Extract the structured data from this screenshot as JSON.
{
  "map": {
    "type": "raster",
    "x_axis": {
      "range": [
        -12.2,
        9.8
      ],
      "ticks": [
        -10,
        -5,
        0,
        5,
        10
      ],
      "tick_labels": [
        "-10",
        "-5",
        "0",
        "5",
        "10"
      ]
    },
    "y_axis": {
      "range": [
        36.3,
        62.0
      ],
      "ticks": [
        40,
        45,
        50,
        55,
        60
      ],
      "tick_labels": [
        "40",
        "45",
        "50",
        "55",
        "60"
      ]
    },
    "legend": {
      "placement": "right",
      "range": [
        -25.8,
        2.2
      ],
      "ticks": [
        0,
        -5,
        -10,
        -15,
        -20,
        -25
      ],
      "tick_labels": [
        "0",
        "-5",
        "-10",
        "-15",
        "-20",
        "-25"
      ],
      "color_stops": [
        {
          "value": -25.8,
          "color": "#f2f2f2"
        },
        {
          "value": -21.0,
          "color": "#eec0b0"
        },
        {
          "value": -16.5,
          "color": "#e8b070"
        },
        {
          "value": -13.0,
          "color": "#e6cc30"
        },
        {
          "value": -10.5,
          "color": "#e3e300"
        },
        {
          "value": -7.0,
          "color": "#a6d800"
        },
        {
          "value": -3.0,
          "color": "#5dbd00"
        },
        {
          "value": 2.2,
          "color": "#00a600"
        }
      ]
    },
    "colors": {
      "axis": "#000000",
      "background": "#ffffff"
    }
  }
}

────────────────────────────────────────

* **What the exercise asks**
Restate the listing above word for word.

* **Finished exercise**
Extract the structured data from this screenshot as JSON.
{
  "map": {
    "type": "raster",
    "x_axis": {
      "range": [
        -12.2,
        9.8
      ],
      "ticks": [
        -10,
        -5,
        0,
        5,
        10
      ],
      "tick_labels": [
        "-10",
        "-5",
        "0",
        "5",
        "10"
      ]
    },
    "y_axis": {
      "range": [
        36.3,
        62.0
      ],
      "ticks": [
        40,
        45,
        50,
        55,
        60
      ],
      "tick_labels": [
        "40",
        "45",
        "50",
        "55",
        "60"
      ]
    },
    "legend": {
      "placement": "right",
      "range": [
        -25.8,
        2.2
      ],
      "ticks": [
        0,
        -5,
        -10,
        -15,
        -20,
        -25
      ],
      "tick_labels": [
        "0",
        "-5",
        "-10",
        "-15",
        "-20",
        "-25"
      ],
      "color_stops": [
        {
          "value": -25.8,
          "color": "#f2f2f2"
        },
        {
          "value": -21.0,
          "color": "#eec0b0"
        },
        {
          "value": -16.5,
          "color": "#e8b070"
        },
        {
          "value": -13.0,
          "color": "#e6cc30"
        },
        {
          "value": -10.5,
          "color": "#e3e300"
        },
        {
          "value": -7.0,
          "color": "#a6d800"
        },
        {
          "value": -3.0,
          "color": "#5dbd00"
        },
        {
          "value": 2.2,
          "color": "#00a600"
        }
      ]
    },
    "colors": {
      "axis": "#000000",
      "background": "#ffffff"
    }
  }
}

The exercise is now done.